| DOCUMENT PASSAGE |
>>>
Lawyers sought to establish legal grounds to allow Britain take ‘effective occupation’ of New Holland.

They burned midnight oil studying and interpreting the tortuous twists and turns of English law, as laid down in ‘Commentaries’ the writings of Sir William Blackstone, England’s leading jurist.

James Cook’s poetic ‘Earth and Sea’ musings, allied to Swiss born Anglophile Eremich Vattel’s Law of Nations, provided Britain with NO SWEAT as ‘moral and legal justification’ for wresting New Holland from its peoples.

VATTEL, KING GEORGE 111 & AMERICA’S REVOLUTIONARY WAR OF  INDEPENDENCE 1775-1783

‘New South Wales was partly to compensate for the loss of the American colonies’. Oxford Companion to British History. ibid.

In 1760 Vattel’s Law of Nations, a treatise held to be ‘full of inconsistencies and contradictions’, was translated into English was published anonymously.

It had a profound effect on many of America’s revolutionary pamphleteers including Thomas Jefferson, James Otis and cousins Samuel and John Adams.

‘Study of the pamphlets confirmed my old-fashioned view that the American Revolution was above all else an ideological, constitutional, political struggle’. Bernard Bailyn,  Forward, Origins of the American Revolution, Belknap Press, Harvard University Press, 1967  

James Otis, a brilliant but somewhat erratic Boston lawyer and,prolific pamphlet writer,  is credited with coining the catch-cry of America’s Revolution; ‘no taxation without representation’.

In America the call for independence centred on opposition to a plethora of taxes imposed by Britain on her American colonists post the Seven Years’ War (1756-1763).

Known as the [Charles] Townshend Acts they  included Navigation and Stamp Acts as well as a miscellany of nit-picking taxes on domestic items such as tea, paint and glass.

However America’s colonists were not as one. Some remained loyal to Britain and monarchy.  Others, Patriots, sought independence from Britain.

‘The New York loyalist Peter Van Schaack reached his decision to oppose Independence on the basis of a close and sympathetic reading of Locke, Vattel, Montesquieu, Grotius, Beccaria and Pufendorf’. Bernard Bailyn. ibid.

Loyalists and Patriots sang from the same hymn sheets, citing the same luminaries.

‘In pamphlet after pamphlet the American writers cited….Vattel on the laws of nature and nations and on the principals of civil government’. Bernard Bailyn. ibid.
<<<
| CHALLENGE |
Could you pick up the passage on Vattel and the American Revolution after its last sentence and carry it forward? The records that follow play no part here.

Dataset rows:
>>>
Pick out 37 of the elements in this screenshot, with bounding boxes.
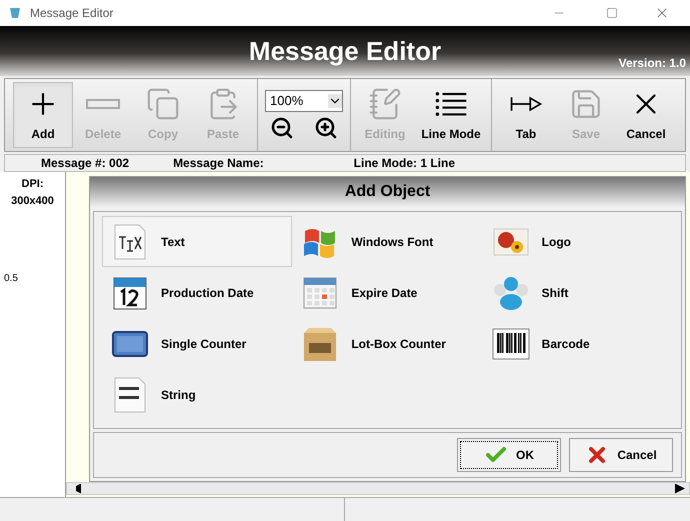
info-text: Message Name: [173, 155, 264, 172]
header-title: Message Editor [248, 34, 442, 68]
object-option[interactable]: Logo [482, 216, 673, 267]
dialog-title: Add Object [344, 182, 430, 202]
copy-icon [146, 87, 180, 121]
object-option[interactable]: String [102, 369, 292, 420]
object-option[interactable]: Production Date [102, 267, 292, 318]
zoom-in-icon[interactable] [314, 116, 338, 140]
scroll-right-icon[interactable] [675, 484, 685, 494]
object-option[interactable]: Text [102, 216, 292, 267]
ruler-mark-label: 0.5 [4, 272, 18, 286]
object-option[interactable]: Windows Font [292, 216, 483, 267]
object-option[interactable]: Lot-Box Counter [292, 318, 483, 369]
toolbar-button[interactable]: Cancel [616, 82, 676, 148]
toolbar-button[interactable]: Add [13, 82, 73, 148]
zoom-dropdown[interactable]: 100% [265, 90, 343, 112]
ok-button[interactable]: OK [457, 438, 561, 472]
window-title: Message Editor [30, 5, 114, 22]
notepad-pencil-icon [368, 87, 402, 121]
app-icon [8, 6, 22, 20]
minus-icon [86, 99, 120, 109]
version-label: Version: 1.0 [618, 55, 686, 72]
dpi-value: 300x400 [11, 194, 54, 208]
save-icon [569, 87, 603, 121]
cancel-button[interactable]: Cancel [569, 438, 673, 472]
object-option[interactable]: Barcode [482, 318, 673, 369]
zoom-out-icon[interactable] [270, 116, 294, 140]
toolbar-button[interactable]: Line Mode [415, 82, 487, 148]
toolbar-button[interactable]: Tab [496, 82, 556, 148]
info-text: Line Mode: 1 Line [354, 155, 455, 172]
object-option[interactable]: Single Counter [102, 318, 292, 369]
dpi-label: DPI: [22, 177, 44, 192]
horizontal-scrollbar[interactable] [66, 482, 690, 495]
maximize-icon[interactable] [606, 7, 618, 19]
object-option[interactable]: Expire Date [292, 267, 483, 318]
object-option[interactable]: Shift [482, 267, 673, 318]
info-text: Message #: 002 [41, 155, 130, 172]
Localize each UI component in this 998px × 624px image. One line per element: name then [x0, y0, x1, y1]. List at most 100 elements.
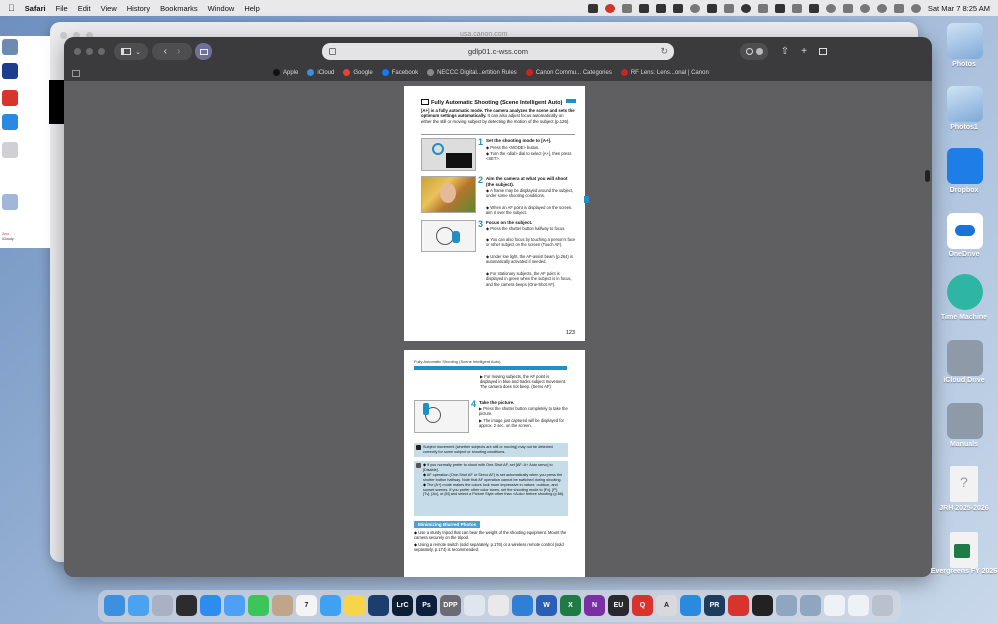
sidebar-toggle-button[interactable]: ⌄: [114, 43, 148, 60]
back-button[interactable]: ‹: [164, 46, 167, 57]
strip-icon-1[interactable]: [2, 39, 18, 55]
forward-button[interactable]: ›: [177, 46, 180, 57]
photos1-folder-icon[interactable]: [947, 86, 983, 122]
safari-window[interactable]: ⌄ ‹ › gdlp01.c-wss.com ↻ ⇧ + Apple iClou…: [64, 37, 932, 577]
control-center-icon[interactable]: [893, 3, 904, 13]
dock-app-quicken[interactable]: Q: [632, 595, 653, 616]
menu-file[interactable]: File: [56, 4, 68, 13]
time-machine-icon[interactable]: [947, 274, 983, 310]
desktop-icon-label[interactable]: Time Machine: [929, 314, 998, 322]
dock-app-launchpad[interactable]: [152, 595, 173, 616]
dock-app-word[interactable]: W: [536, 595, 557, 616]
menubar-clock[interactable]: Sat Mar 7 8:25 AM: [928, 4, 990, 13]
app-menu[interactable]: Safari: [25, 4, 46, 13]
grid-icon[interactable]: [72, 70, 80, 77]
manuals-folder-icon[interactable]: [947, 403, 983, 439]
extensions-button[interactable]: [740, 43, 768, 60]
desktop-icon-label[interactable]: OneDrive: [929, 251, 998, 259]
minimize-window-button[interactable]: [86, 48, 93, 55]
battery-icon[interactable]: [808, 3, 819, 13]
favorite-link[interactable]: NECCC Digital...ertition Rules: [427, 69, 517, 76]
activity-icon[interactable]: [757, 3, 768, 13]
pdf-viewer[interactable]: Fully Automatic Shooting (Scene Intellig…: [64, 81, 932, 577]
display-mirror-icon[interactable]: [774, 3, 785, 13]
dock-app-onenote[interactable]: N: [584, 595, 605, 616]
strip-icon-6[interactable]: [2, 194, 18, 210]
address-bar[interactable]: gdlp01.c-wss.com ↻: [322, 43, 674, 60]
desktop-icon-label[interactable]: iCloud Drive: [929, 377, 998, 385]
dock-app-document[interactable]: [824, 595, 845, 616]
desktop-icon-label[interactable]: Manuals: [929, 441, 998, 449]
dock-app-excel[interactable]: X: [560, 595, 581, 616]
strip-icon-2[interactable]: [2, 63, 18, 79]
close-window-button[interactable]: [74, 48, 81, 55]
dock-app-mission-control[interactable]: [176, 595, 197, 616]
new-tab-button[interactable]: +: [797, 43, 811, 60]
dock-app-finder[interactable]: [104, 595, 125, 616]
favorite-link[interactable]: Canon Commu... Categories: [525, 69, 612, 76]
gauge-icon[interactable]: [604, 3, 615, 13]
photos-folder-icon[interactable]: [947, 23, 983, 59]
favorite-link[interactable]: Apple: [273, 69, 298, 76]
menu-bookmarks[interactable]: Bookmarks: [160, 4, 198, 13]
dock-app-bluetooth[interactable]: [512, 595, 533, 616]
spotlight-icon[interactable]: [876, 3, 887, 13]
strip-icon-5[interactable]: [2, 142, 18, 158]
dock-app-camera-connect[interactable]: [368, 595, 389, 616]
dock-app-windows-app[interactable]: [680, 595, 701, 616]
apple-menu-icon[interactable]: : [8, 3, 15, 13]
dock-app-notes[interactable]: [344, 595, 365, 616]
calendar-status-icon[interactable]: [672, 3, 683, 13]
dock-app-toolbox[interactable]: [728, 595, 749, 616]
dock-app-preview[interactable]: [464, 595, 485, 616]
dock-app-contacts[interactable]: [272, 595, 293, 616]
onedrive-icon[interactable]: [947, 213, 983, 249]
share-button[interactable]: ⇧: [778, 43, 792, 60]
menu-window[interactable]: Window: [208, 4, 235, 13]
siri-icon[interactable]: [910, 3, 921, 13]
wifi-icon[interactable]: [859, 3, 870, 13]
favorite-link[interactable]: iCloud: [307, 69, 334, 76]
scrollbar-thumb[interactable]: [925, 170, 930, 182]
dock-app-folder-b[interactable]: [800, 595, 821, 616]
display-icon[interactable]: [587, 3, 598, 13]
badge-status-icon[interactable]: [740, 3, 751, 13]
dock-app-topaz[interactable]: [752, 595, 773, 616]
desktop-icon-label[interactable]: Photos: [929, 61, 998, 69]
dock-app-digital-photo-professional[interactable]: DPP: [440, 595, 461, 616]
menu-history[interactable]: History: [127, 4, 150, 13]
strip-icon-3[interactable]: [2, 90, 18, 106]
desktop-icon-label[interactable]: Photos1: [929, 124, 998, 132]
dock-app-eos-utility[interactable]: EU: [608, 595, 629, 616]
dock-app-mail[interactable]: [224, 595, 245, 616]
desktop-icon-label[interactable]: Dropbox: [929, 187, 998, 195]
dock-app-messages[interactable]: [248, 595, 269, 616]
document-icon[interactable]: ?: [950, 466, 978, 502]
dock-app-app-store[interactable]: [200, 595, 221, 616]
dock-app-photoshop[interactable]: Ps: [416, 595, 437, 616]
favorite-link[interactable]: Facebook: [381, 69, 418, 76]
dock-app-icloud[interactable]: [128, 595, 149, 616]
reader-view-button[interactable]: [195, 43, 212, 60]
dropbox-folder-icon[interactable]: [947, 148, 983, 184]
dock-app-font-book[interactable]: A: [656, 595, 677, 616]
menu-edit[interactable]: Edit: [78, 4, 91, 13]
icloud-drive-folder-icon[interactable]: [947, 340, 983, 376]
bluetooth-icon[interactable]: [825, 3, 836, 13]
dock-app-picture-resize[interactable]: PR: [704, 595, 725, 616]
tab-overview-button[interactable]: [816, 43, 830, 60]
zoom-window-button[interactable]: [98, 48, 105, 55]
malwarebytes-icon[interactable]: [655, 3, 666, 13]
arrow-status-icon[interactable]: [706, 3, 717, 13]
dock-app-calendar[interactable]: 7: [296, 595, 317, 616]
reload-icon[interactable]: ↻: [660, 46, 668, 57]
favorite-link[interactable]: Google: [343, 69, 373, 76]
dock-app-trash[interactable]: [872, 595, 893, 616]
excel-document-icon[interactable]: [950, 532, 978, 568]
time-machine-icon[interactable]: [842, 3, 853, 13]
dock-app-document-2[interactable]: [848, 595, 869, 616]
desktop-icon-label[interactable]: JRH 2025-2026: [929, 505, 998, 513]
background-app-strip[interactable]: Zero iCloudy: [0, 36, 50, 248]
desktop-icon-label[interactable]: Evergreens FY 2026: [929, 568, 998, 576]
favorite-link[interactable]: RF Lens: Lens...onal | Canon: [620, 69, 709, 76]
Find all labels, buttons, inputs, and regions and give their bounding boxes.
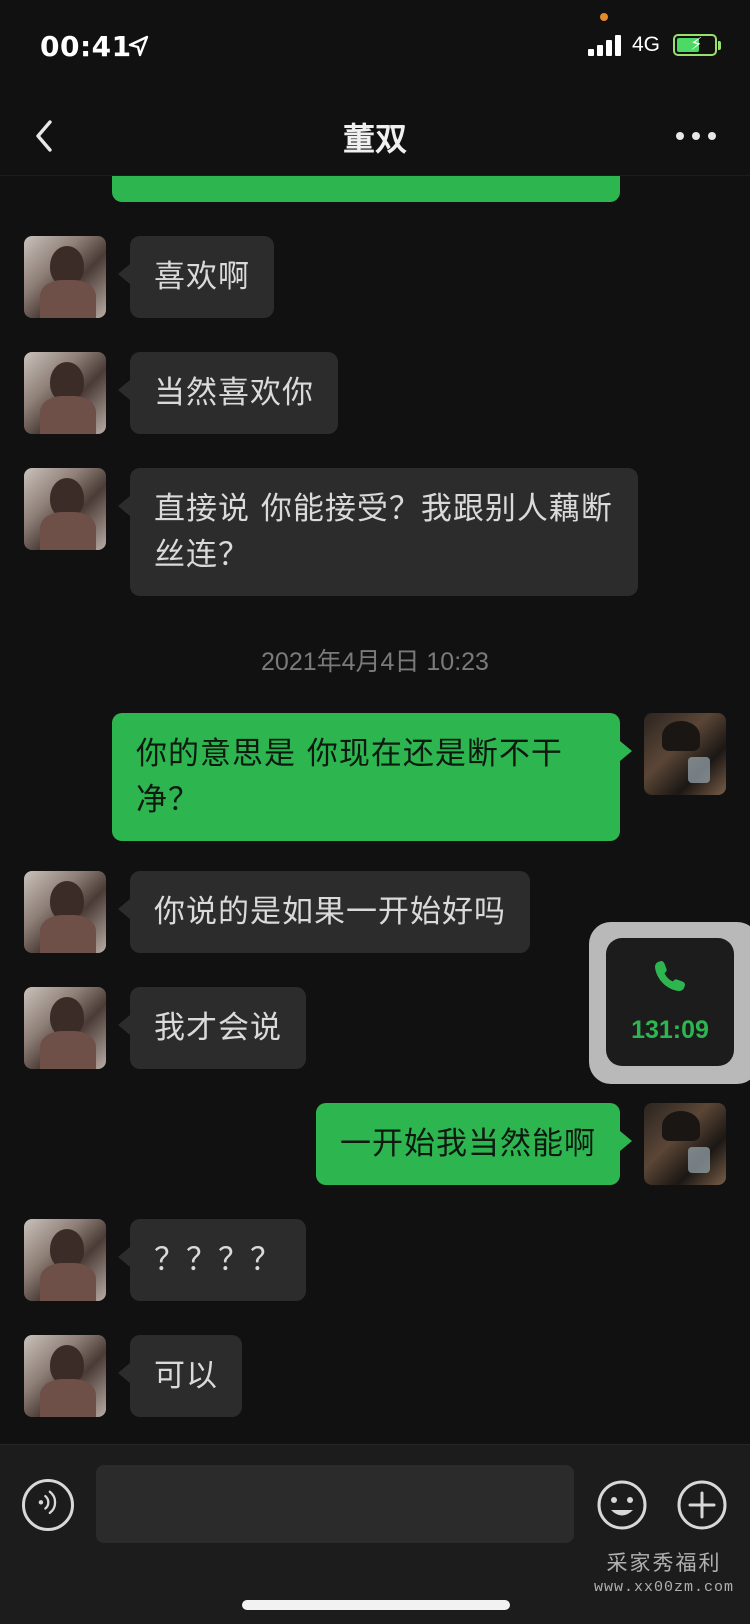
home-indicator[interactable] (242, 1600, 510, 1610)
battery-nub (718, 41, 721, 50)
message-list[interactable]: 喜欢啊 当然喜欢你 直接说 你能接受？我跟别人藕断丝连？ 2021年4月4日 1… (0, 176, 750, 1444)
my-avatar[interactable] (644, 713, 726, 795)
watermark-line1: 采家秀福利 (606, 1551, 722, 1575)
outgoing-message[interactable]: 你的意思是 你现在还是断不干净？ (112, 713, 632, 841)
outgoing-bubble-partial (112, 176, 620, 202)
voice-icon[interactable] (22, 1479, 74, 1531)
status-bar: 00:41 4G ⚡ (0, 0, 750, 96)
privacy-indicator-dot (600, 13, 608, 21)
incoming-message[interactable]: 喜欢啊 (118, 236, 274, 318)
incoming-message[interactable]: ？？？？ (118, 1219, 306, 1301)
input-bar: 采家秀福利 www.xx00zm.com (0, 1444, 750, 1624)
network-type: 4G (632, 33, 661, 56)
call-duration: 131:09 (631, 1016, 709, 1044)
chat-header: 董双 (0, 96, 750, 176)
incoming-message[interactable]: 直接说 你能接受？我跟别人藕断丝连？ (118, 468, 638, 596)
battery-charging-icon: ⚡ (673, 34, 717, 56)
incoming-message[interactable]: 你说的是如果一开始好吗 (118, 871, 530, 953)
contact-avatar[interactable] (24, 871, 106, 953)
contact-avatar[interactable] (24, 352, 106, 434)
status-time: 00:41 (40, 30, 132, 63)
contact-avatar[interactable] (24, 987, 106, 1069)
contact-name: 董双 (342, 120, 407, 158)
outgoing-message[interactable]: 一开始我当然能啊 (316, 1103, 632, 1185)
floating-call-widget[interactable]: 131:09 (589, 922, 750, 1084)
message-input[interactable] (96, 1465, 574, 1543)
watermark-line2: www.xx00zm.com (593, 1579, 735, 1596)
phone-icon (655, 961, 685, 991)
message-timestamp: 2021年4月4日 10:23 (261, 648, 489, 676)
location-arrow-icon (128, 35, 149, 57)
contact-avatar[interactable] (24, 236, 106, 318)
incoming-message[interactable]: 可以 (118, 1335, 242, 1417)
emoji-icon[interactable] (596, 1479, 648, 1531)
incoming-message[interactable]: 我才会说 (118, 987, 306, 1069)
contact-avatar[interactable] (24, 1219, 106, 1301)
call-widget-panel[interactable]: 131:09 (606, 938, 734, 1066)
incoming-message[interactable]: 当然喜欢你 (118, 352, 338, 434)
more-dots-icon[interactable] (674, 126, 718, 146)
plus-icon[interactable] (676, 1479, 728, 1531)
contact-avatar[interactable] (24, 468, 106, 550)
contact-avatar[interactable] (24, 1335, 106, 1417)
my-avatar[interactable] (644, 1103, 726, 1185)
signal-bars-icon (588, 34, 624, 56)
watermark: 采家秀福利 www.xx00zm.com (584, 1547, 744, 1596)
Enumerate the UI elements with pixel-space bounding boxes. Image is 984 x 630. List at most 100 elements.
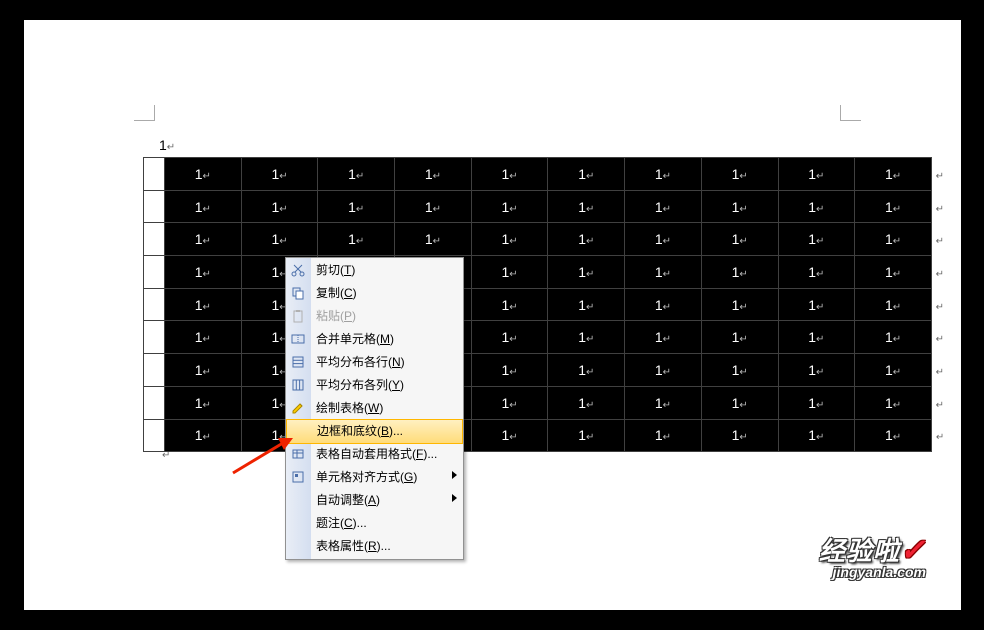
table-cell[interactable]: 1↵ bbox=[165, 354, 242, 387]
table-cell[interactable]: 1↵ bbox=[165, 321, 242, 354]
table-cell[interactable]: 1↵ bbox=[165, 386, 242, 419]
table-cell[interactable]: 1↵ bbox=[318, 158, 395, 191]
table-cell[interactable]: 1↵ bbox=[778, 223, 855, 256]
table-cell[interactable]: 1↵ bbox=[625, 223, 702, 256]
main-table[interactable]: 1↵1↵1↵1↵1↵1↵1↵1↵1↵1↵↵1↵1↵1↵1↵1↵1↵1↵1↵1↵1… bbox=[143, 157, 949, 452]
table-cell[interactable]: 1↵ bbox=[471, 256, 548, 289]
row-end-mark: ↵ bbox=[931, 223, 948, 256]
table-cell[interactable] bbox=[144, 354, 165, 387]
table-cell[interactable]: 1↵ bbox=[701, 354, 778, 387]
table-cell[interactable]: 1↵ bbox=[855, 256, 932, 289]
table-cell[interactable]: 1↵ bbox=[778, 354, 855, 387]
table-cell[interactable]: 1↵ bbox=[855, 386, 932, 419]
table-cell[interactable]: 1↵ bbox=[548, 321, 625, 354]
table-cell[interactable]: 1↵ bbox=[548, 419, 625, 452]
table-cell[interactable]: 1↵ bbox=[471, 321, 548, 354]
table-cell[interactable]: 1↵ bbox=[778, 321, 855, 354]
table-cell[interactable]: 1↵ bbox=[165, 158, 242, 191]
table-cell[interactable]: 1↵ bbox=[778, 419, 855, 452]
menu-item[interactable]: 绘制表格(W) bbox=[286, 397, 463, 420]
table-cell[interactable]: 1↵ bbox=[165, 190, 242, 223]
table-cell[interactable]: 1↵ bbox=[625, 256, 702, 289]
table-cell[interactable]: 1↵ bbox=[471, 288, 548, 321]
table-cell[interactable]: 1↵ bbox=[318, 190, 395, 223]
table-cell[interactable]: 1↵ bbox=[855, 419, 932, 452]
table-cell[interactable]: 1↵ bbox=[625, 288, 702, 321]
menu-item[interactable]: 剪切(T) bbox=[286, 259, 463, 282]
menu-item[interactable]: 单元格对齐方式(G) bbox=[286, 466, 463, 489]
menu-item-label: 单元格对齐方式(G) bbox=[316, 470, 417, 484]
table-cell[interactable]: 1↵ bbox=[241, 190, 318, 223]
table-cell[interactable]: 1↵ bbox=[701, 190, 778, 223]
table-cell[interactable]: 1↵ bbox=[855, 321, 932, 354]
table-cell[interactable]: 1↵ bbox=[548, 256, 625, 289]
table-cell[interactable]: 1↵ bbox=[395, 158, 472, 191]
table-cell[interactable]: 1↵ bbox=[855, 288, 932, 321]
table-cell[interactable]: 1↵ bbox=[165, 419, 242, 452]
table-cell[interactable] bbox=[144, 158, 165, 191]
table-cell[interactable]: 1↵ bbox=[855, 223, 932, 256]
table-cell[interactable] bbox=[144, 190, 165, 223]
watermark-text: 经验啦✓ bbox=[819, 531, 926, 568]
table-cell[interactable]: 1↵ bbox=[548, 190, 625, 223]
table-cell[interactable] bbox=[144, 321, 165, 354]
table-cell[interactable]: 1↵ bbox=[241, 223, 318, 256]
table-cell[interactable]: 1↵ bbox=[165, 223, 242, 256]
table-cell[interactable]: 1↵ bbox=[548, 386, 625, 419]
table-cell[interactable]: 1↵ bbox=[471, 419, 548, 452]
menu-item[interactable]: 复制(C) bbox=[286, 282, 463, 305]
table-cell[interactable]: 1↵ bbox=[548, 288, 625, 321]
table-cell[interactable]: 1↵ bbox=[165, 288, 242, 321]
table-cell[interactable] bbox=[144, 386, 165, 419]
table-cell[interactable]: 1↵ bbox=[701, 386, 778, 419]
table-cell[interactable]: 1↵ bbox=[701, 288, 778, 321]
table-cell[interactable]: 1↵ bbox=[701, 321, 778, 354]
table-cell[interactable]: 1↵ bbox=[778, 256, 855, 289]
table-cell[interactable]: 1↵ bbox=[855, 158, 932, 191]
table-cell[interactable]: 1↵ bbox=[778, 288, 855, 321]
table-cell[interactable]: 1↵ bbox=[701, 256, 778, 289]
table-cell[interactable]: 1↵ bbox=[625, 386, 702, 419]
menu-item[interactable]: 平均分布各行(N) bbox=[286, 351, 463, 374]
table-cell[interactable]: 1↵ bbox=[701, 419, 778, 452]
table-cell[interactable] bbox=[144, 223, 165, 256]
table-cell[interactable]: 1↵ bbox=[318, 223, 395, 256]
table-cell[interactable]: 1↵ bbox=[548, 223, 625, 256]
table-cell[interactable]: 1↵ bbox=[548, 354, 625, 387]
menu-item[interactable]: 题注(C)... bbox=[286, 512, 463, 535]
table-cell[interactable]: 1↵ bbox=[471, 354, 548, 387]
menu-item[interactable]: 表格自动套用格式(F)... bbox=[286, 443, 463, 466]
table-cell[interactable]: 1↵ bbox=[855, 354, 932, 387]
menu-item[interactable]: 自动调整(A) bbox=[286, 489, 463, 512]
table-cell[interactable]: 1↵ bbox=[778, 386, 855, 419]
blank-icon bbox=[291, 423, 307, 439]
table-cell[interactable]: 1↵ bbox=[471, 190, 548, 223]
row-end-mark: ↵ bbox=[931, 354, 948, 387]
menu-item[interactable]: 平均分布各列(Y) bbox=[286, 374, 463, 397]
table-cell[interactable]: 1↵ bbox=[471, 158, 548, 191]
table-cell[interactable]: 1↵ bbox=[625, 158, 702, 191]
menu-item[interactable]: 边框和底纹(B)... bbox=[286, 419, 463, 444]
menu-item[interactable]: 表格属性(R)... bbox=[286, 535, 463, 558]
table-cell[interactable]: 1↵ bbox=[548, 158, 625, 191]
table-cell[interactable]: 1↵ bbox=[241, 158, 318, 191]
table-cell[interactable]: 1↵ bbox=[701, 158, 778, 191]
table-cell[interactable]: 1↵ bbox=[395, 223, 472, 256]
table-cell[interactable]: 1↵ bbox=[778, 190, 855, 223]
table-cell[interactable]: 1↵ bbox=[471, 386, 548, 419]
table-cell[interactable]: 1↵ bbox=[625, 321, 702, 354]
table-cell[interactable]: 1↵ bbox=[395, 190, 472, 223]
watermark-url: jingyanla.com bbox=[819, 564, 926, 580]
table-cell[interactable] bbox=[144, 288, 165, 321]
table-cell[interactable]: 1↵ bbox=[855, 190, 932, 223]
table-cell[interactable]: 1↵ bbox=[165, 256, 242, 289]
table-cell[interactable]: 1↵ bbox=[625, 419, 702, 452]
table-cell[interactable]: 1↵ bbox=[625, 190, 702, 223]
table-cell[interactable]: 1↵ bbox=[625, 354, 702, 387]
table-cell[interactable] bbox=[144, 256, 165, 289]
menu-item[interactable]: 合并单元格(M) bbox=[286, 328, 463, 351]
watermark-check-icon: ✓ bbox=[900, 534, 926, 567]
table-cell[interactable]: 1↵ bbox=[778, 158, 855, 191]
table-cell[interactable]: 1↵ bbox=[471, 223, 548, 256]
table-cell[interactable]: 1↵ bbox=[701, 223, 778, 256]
<<<
| FINAL ANSWER |
In April 1775 at Lexington a war of words became a war of brothers. In 1783 after eight (8) years of conflict via the Treaty of Paris and, against all odds, Britain lost her ‘mighty empire’ to America’s Patriots.

VATTEL, KING GEORGE 111 & NEW HOLLAND 1788

‘During the period 1763-1793 the character of the Second British Empire was being formed…the empire of commerce in the Indian and Pacific Oceans’. Vincent T. Harlow, The founding of the Second British Emp[re 1763-1793, Vol. 2, Longmans, 1964

English lawyers were now well aware of Vattel’s Law of Nations so, when Britain moved to establish an ‘empire of commerce in the Indian and Pacific Oceans, Vattel was their go-to man.

‘The territory which a Nation inhabits, whether the Nation moved into it as a body, or whether the families scattered over the territory came together to form a civil society, forms a national settlement, to which the Nation, has a private and exclusive right.

Every nation which governs itself, under whatever form, and which does not depend on any other Nation has a private and exclusive right’. Eremich Vattel, Law of Nations, Anon. 1760

1788 – Sydney Cove:  Captain John Hunter RN commander of HMS Sirius, flagship of the ‘First Fleet’, described Sydney’s Eora Peoples in terms that met Vattel’s criteria; ‘every nation…which does not depend on any other Nation [and] scattered…came together to form a civil society…has a private and exclusive right’.

‘We had reason to believe, that the natives associate in tribes of many families together…you may often visit the place where the tribe resides, without finding the whole society there…but in the case of any dispute with a neighbouring tribe, they can be soon assembled’. Captain John Hunter RN. First Fleet Journal, 1793, Bibliobazaar reprint 2009

Vattel however provided wriggle room.

CULTIVATED V UNCULTIVATED

‘…international law recognized an obligation for people to cultivate the lands they used. So, in the case of wandering tribes, so he [Vattel] contended, their failure to cultivate the lands they used meant that they had never taken real and lawful possession of these’. Alex Castles, An Australian Legal History, Law Book Company, 1982

James Cook had reported ‘the natives of the country’ did not graze or tend animals or cultivate. That is they did not clear or till land, plant crops, harvest or store produce in accordance with static European-style agricultural practice.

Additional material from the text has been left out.